Description of the task:
Pull out every line below containing the word "кадров".

[Stored records]
%%
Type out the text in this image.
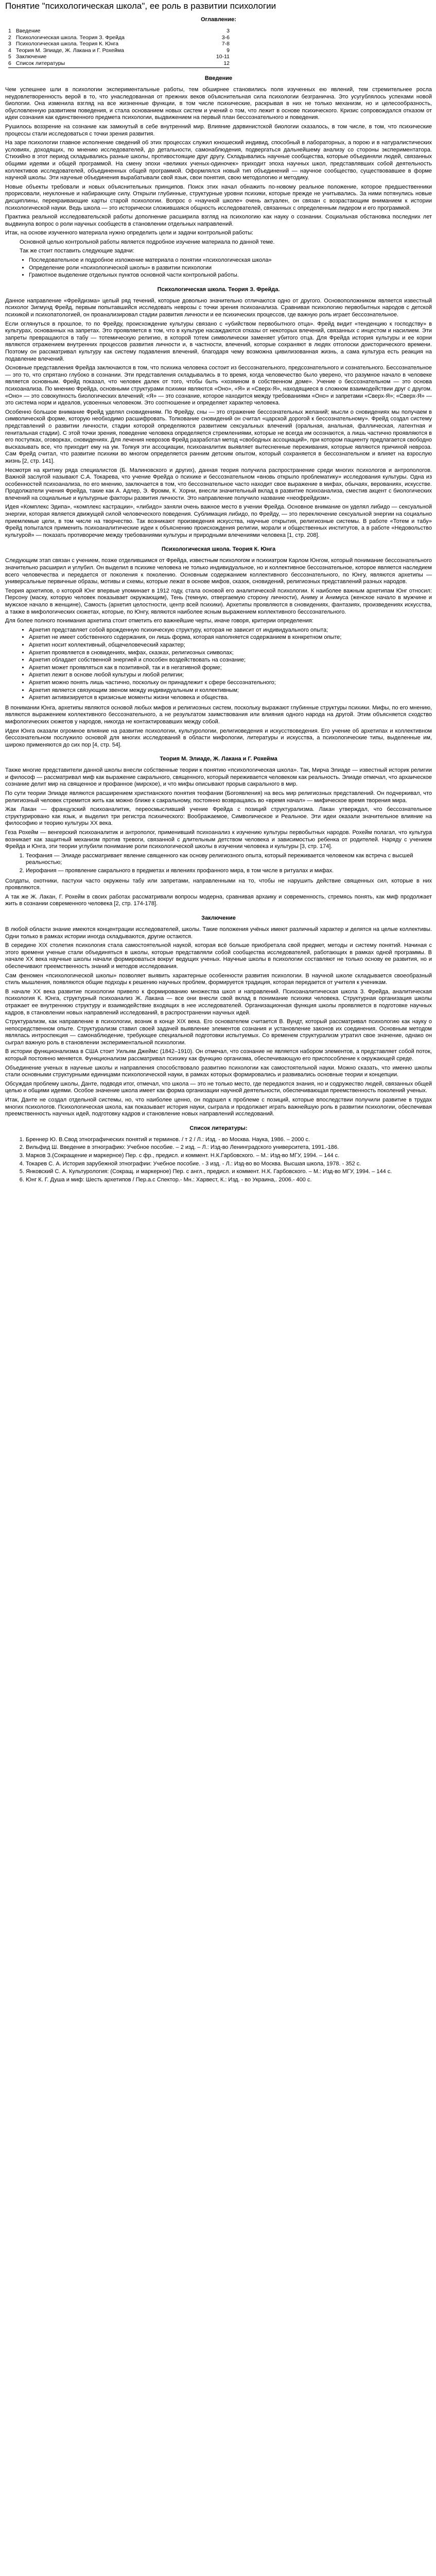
Понятие "психологическая школа", ее роль в развитии психологии
Оглавление:
1 Введение	3
2 Психологическая школа. Теория З. Фрейда	3-6
3 Психологическая школа. Теория К. Юнга	7-8
4 Теория М. Элиаде, Ж. Лакана и Г. Рохейма	9
5 Заключение	10-11
6 Список литературы	12
Введение

Чем успешнее шли в психологии экспериментальные работы, тем обширнее становились поля изученных ею явлений, тем стремительнее росла неудовлетворенность верой в то, что унаследованная от прежних веков объяснительная сила психологии безгранична. Это усугублялось успехами новой биологии. Она изменила взгляд на все жизненные функции, в том числе психические, раскрывая в них не только механизм, но и целесообразность, обусловленную развитием поведения, и стала основанием новых систем и учений о том, что лежит в основе психического. Кризис сопровождался отказом от идеи сознания как единственного предмета психологии, выдвижением на первый план бессознательного и поведения.

Рушилось воззрение на сознание как замкнутый в себе внутренний мир. Влияние дарвинистской биологии сказалось, в том числе, в том, что психические процессы стали исследоваться с точки зрения развития.

На заре психологии главное исполнение сведений об этих процессах служил юношеский индивид, способный в лабораторных, а порою и в натуралистических условиях, доходящих, по мнению исследователей, до детальности, самонаблюдения, подвергаться дальнейшему анализу со стороны экспериментатора. Стихийно в этот период складывались разные школы, противостоящие друг другу. Складывались научные сообщества, которые объединяли людей, связанных общими идеями и общей программой. На смену эпохи «великих ученых-одиночек» приходит эпоха научных школ, представлявших собой деятельность коллективов исследователей, объединенных общей программой. Оформлялся новый тип объединений — научное сообщество, существовавшее в форме научной школы. Эти научные объединения вырабатывали свой язык, свои понятия, свою методологию и методику.

Новые объекты требовали и новых объяснительных принципов. Поиск этих начал обнажить по-новому реальное положение, которое предшественники прорисовали, неуклонные и набирающие силу. Открыли глубинные, структурные уровни психики, которые прежде не учитывались. За ними потянулись новые дисциплины, перекраивающие карты старой психологии. Вопрос о «научной школе» очень актуален, он связан с возрастающим вниманием к истории психологической науки. Ведь школа — это исторически сложившаяся общность исследователей, связанных с определенным лидером и его программой.

Практика реальной исследовательской работы дополнение расширила взгляд на психологию как науку о сознании. Социальная обстановка последних лет выдвинула вопрос о роли научных сообществ в становлении отдельных направлений.

Итак, на основе изученного материала нужно определить цели и задачи контрольной работы:

Основной целью контрольной работы является подробное изучение материала по данной теме.

Так же стоит поставить следующие задачи:

• Последовательное и подробное изложение материала о понятии «психологическая школа»
• Определение роли «психологической школы» в развитии психологии
• Грамотное выделение отдельных пунктов основной части контрольной работы.
Психологическая школа. Теория З. Фрейда.

Данное направление «Фрейдизма» целый ряд течений, которые довольно значительно отличаются одно от другого. Основоположником является известный психолог Зигмунд Фрейд, первым попытавшийся исследовать неврозы с точки зрения психоанализа. Сравнивая психологию первобытных народов с детской психикой и психопатологией, он проанализировал стадии развития личности и ее психических процессов, где важную роль играет бессознательное.

Если оглянуться в прошлое, то по Фрейду, происхождение культуры связано с «убийством первобытного отца». Фрейд видит «тенденцию к господству» в культурах, основанных на запретах. Это проявляется в том, что в культуре насаждаются отказы от некоторых влечений, связанных с инцестом и насилием. Эти запреты превращаются в табу — тотемическую религию, в которой тотем символически заменяет убитого отца. Для Фрейда история культуры и ее корни являются отражением внутренних процессов развития личности и, в частности, влечений, которые сохраняют в людях отголоски доисторического времени. Поэтому он рассматривал культуру как систему подавления влечений, благодаря чему возможна цивилизованная жизнь, а сама культура есть реакция на подавление влечений.

Основные представления Фрейда заключаются в том, что психика человека состоит из бессознательного, предсознательного и сознательного. Бессознательное — это то, что спрятано глубоко в сознании. Эти представления складывались в то время, когда человечество было уверено, что разумное начало в человеке является основным. Фрейд показал, что человек далек от того, чтобы быть «хозяином в собственном доме». Учение о бессознательном — это основа психоанализа. По мнению Фрейда, основными структурами психики являются «Оно», «Я» и «Сверх-Я», находящиеся в сложном взаимодействии друг с другом. «Оно» — это совокупность биологических влечений; «Я» — это сознание, которое находится между требованиями «Оно» и запретами «Сверх-Я»; «Сверх-Я» — это система норм и идеалов, усвоенных человеком. Это соотношение и определяет характер человека.

Особенно большое внимание Фрейд уделял сновидениям. По Фрейду, сны — это отражение бессознательных желаний; мысли о сновидениях мы получаем в символической форме, которую необходимо расшифровать. Толкование сновидений он считал «царской дорогой к бессознательному». Фрейд создал систему представлений о развитии личности, стадии которой определяются развитием сексуальных влечений (оральная, анальная, фаллическая, латентная и генитальная стадии). С этой точки зрения, поведение человека определяется стремлениями, которые не всегда им осознаются, а лишь частично проявляются в его поступках, оговорках, сновидениях. Для лечения неврозов Фрейд разработал метод «свободных ассоциаций», при котором пациенту предлагается свободно высказывать все, что приходит ему на ум. Толкуя эти ассоциации, психоаналитик выявляет вытесненные переживания, которые являются причиной невроза. Сам Фрейд считал, что развитие психики во многом определяется ранним детским опытом, который сохраняется в бессознательном и влияет на взрослую жизнь [2, стр. 141].

Несмотря на критику ряда специалистов (Б. Малиновского и других), данная теория получила распространение среди многих психологов и антропологов. Важной заслугой называют С.А. Токарева, что учение Фрейда о психике и бессознательном «вновь открыло проблематику» исследования культуры. Одна из особенностей психоанализа, по его мнению, заключается в том, что бессознательное часто находит свое выражение в мифах, обычаях, верованиях, искусстве. Продолжатели учения Фрейда, такие как А. Адлер, Э. Фромм, К. Хорни, внесли значительный вклад в развитие психоанализа, сместив акцент с биологических влечений на социальные и культурные факторы развития личности. Это направление получило название «неофрейдизм».

Идея «Комплекс Эдипа», «комплекс кастрации», «либидо» заняли очень важное место в учении Фрейда. Основное внимание он уделял либидо — сексуальной энергии, которая является движущей силой человеческого поведения. Сублимация либидо, по Фрейду, — это переключение сексуальной энергии на социально приемлемые цели, в том числе на творчество. Так возникают произведения искусства, научные открытия, религиозные системы. В работе «Тотем и табу» Фрейд попытался применить психоаналитические идеи к объяснению происхождения религии, морали и общественных институтов, а в работе «Недовольство культурой» — показать противоречие между требованиями культуры и природными влечениями человека [1, стр. 208].

Психологическая школа. Теория К. Юнга

Следующим этап связан с учением, позже отделившимся от Фрейда, известным психологом и психиатром Карлом Юнгом, который понимание бессознательного значительно расширил и углубил. Он выделил в психике человека не только индивидуальное, но и коллективное бессознательное, которое является наследием всего человечества и передается от поколения к поколению. Основным содержанием коллективного бессознательного, по Юнгу, являются архетипы — универсальные первичные образы, мотивы и схемы, которые лежат в основе мифов, сказок, сновидений, религиозных представлений разных народов.

Теория архетипов, о которой Юнг впервые упоминает в 1912 году, стала основой его аналитической психологии. К наиболее важным архетипам Юнг относил: Персону (маску, которую человек показывает окружающим), Тень (темную, отвергаемую сторону личности), Аниму и Анимуса (женское начало в мужчине и мужское начало в женщине), Самость (архетип целостности, центр всей психики). Архетипы проявляются в сновидениях, фантазиях, произведениях искусства, а также в мифологических сюжетах, которые, по Юнгу, являются наиболее ясным выражением коллективного бессознательного.

Для более полного понимания архетипа стоит отметить его важнейшие черты, иначе говоря, критерии определения:

• Архетип представляет собой врожденную психическую структуру, которая не зависит от индивидуального опыта;
• Архетип не имеет собственного содержания, он лишь форма, которая наполняется содержанием в конкретном опыте;
• Архетип носит коллективный, общечеловеческий характер;
• Архетип проявляется в сновидениях, мифах, сказках, религиозных символах;
• Архетип обладает собственной энергией и способен воздействовать на сознание;
• Архетип может проявляться как в позитивной, так и в негативной форме;
• Архетип лежит в основе любой культуры и любой религии;
• Архетип можно понять лишь частично, поскольку он принадлежит к сфере бессознательного;
• Архетип является связующим звеном между индивидуальным и коллективным;
• Архетип активизируется в кризисные моменты жизни человека и общества.

В понимании Юнга, архетипы являются основой любых мифов и религиозных систем, поскольку выражают глубинные структуры психики. Мифы, по его мнению, являются выражением коллективного бессознательного, а не результатом заимствования или влияния одного народа на другой. Этим объясняется сходство мифологических сюжетов у народов, никогда не контактировавших между собой.

Идеи Юнга оказали огромное влияние на развитие психологии, культурологии, религиоведения и искусствоведения. Его учение об архетипах и коллективном бессознательном послужило основой для многих исследований в области мифологии, литературы и искусства, а психологические типы, выделенные им, широко применяются до сих пор [4, стр. 54].

Теория М. Элиаде, Ж. Лакана и Г. Рохейма

Также многие представители данной школы внесли собственные теории к понятию «психологическая школа». Так, Мирча Элиаде — известный историк религии и философ — рассматривал миф как выражение сакрального, священного, который переживается человеком как реальность. Элиаде отмечал, что архаическое сознание делит мир на священное и профанное (мирское), и что мифы описывают прорыв сакрального в мир.

По сути теории Элиаде являются расширением христианского понятия теофании (Богоявления) на весь мир религиозных представлений. Он подчеркивал, что религиозный человек стремится жить как можно ближе к сакральному, постоянно возвращаясь во «время начал» — мифическое время творения мира.

Жак Лакан — французский психоаналитик, переосмысливший учение Фрейда с позиций структурализма. Лакан утверждал, что бессознательное структурировано как язык, и выделил три регистра психического: Воображаемое, Символическое и Реальное. Эти идеи оказали значительное влияние на философию и теорию культуры XX века.

Геза Рохейм — венгерский психоаналитик и антрополог, применивший психоанализ к изучению культуры первобытных народов. Рохейм полагал, что культура возникает как защитный механизм против тревоги, связанной с длительным детством человека и зависимостью ребенка от родителей. Наряду с учением Фрейда и Юнга, эти теории углубили понимание роли психологической школы в изучении человека и культуры [3, стр. 174].

1. Теофания — Элиаде рассматривает явление священного как основу религиозного опыта, который переживается человеком как встреча с высшей реальностью;
2. Иерофания — проявление сакрального в предметах и явлениях профанного мира, в том числе в ритуалах и мифах.

Солдаты, охотники, пастухи часто окружены табу или запретами, направленными на то, чтобы не нарушить действие священных сил, которые в них проявляются.

А так же Ж. Лакан, Г. Рохейм в своих работах рассматривали вопросы модерна, сравнивая архаику и современность, стремясь понять, как миф продолжает жить в сознании современного человека [2, стр. 174-178].

Заключение

В любой области знание имеются концентрации исследователей, школы. Такие положения учёных имеют различный характер и делятся на целые коллективы. Одни только в рамках истории иногда складываются, другие остаются.

В середине XIX столетия психология стала самостоятельной наукой, которая всё больше приобретала свой предмет, методы и систему понятий. Начиная с этого времени ученые стали объединяться в школы, которые представляли собой сообщества исследователей, работающих в рамках одной программы. В начале XX века научные школы начали формироваться вокруг ведущих ученых. Научные школы в психологии составляют не только основу ее развития, но и обеспечивают преемственность знаний и методов исследования.

Сам феномен «психологической школы» позволяет выявить характерные особенности развития психологии. В научной школе складывается своеобразный стиль мышления, появляются общие подходы к решению научных проблем, формируется традиция, которая передается от учителя к ученикам.

В начале XX века развитие психологии привело к формированию множества школ и направлений. Психоаналитическая школа З. Фрейда, аналитическая психология К. Юнга, структурный психоанализ Ж. Лакана — все они внесли свой вклад в понимание психики человека. Структурная организация школы отражает ее внутреннюю структуру и взаимодействие входящих в нее исследователей. Организационная функция школы проявляется в подготовке научных кадров, в становлении новых направлений исследований, в распространении научных идей.

Структурализм, как направление в психологии, возник в конце XIX века. Его основателем считается В. Вундт, который рассматривал психологию как науку о непосредственном опыте. Структурализм ставил своей задачей выявление элементов сознания и установление законов их соединения. Основным методом являлась интроспекция — самонаблюдение, требующее специальной подготовки испытуемых. Со временем структурализм утратил свое значение, однако он сыграл важную роль в становлении экспериментальной психологии.

В истории функционализма в США стоит Уильям Джеймс (1842–1910). Он отмечал, что сознание не является набором элементов, а представляет собой поток, который постоянно меняется. Функционализм рассматривал психику как функцию организма, обеспечивающую его приспособление к окружающей среде.

Объединение ученых в научные школы и направления способствовало развитию психологии как самостоятельной науки. Можно сказать, что именно школы стали основными структурными единицами психологической науки, в рамках которых формировались и развивались основные теории и концепции.

Обсуждая проблему школы, Данте, подводя итог, отмечал, что школа — это не только место, где передаются знания, но и содружество людей, связанных общей целью и общими идеями. Особое значение школа имеет как форма организации научной деятельности, обеспечивающая преемственность поколений ученых.

Итак, Данте не создал отдельной системы, но, что наиболее ценно, он подошел к проблеме с позиций, которые впоследствии получили развитие в трудах многих психологов. Психологическая школа, как показывает история науки, сыграла и продолжает играть важнейшую роль в развитии психологии, обеспечивая преемственность научных идей, подготовку кадров и становление новых направлений исследований.

Список литературы:
1. Бреннер Ю. В.Свод этнографических понятий и терминов. / т 2 / Л.: Изд. - во Москва. Наука, 1986. – 2000 с.
2. Вильфид Ш. Введение в этнографию: Учебное пособие. – 2 изд. – Л.: Изд-во Ленинградского университета, 1991.-186.
3. Марков З.(Сокращение и маркерное) Пер. с фр., предисл. и коммент. Н.К.Гарбовского. – М.: Изд-во МГУ, 1994. – 144 с.
4. Токарев С. А. История зарубежной этнографии: Учебное пособие. - 3 изд. - Л.: Изд-во во Москва. Высшая школа, 1978. - 352 с.
5. Янковский С. А. Культурология: (Сокращ. и маркерное) Пер. с англ., предисл. и коммент. Н.К. Гарбовского. – М.: Изд-во МГУ, 1994. – 144 с.
6. Юнг К. Г. Душа и миф: Шесть архетипов / Пер.а.с Спектор.- Мн.: Харвест, К.: Изд. - во Украина,. 2006.- 400 с.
%%
Response to the exercise:
В начале XX века развитие психологии привело к формированию множества школ и направлений. Психоаналитическая школа З. Фрейда, аналитическая психология К. Юнга, структурный психоанализ Ж. Лакана — все они внесли свой вклад в понимание психики человека. Структурная организация школы отражает ее внутреннюю структуру и взаимодействие входящих в нее исследователей. Организационная функция школы проявляется в подготовке научных кадров, в становлении новых направлений исследований, в распространении научных идей.
Итак, Данте не создал отдельной системы, но, что наиболее ценно, он подошел к проблеме с позиций, которые впоследствии получили развитие в трудах многих психологов. Психологическая школа, как показывает история науки, сыграла и продолжает играть важнейшую роль в развитии психологии, обеспечивая преемственность научных идей, подготовку кадров и становление новых направлений исследований.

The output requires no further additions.